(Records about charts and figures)
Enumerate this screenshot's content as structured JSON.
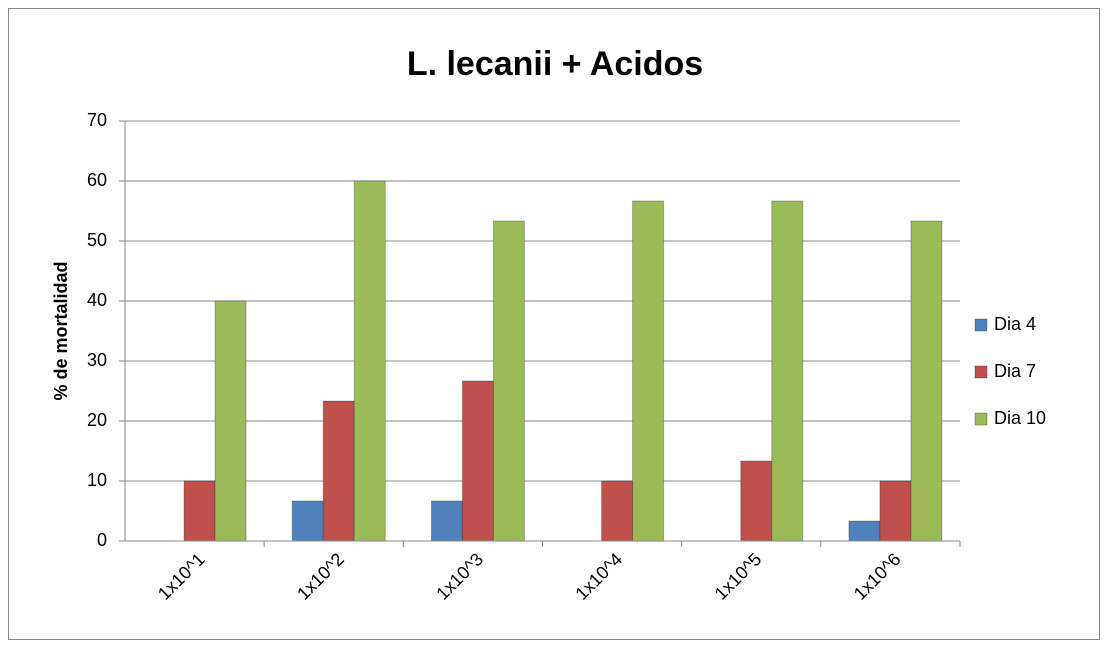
{
  "chart_data": {
    "type": "bar",
    "title": "L. lecanii  + Acidos",
    "y_label": "% de mortalidad",
    "categories": [
      "1x10^1",
      "1x10^2",
      "1x10^3",
      "1x10^4",
      "1x10^5",
      "1x10^6"
    ],
    "series": [
      {
        "name": "Dia 4",
        "color": "#4f81bd",
        "values": [
          0,
          6.67,
          6.67,
          0,
          0,
          3.33
        ]
      },
      {
        "name": "Dia 7",
        "color": "#c0504d",
        "values": [
          10,
          23.33,
          26.67,
          10,
          13.33,
          10
        ]
      },
      {
        "name": "Dia 10",
        "color": "#9bbb59",
        "values": [
          40,
          60,
          53.33,
          56.67,
          56.67,
          53.33
        ]
      }
    ],
    "ylim": [
      0,
      70
    ],
    "yticks": [
      0,
      10,
      20,
      30,
      40,
      50,
      60,
      70
    ],
    "grid": true,
    "legend": "right"
  }
}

YOUR INSTRUCTIONS: In the records above, how many lines contain the word "color"? Give the number alone.

RESULT: 3